Select from the records below every line that has the word "name" in it.
** START **
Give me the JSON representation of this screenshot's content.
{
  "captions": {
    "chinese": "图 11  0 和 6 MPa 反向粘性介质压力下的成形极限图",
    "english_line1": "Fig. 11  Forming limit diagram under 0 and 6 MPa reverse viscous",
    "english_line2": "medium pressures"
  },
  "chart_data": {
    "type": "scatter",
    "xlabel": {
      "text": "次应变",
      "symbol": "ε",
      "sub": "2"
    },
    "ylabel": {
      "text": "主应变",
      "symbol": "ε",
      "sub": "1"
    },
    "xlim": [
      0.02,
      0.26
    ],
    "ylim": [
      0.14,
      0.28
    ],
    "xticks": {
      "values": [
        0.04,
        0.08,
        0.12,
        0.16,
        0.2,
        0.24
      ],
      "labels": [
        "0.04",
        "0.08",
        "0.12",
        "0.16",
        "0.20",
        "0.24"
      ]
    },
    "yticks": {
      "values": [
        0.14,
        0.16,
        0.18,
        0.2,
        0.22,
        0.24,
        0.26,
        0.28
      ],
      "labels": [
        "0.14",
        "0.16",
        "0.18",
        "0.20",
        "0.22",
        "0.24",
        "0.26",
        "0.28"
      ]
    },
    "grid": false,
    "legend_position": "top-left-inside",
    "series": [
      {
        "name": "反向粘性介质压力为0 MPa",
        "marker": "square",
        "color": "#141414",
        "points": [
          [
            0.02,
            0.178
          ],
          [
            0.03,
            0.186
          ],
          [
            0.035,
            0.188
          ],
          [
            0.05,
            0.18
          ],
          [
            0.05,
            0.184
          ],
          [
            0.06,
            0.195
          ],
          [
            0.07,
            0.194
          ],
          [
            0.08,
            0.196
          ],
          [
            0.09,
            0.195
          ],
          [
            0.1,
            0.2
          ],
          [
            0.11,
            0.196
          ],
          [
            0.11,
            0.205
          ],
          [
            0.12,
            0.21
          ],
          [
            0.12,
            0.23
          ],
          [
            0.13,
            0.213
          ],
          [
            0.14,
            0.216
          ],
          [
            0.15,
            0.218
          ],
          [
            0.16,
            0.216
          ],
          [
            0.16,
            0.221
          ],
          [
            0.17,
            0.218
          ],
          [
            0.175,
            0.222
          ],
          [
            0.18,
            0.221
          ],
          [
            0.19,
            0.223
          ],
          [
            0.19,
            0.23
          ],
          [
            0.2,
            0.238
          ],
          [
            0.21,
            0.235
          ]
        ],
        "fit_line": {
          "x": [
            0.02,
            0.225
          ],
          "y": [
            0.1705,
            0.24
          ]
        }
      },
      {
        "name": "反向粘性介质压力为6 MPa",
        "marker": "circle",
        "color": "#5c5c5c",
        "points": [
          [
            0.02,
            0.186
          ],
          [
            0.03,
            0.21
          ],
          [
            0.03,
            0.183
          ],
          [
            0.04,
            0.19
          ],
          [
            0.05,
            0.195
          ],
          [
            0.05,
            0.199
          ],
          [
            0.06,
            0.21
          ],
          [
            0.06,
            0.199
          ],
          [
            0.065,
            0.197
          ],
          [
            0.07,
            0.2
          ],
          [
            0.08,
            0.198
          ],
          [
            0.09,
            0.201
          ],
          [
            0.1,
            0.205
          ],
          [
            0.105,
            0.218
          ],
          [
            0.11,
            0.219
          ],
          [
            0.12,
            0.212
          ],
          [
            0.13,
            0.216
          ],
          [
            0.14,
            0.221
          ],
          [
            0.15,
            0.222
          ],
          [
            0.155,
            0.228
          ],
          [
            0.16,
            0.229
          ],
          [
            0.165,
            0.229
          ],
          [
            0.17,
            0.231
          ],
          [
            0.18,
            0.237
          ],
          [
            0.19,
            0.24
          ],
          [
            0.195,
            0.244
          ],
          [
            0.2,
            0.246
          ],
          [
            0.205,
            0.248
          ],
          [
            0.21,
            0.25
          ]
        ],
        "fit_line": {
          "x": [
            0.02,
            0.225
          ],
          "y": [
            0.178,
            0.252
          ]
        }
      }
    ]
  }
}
** END **
FINAL RESULT:
        "name": "反向粘性介质压力为0 MPa",
        "name": "反向粘性介质压力为6 MPa",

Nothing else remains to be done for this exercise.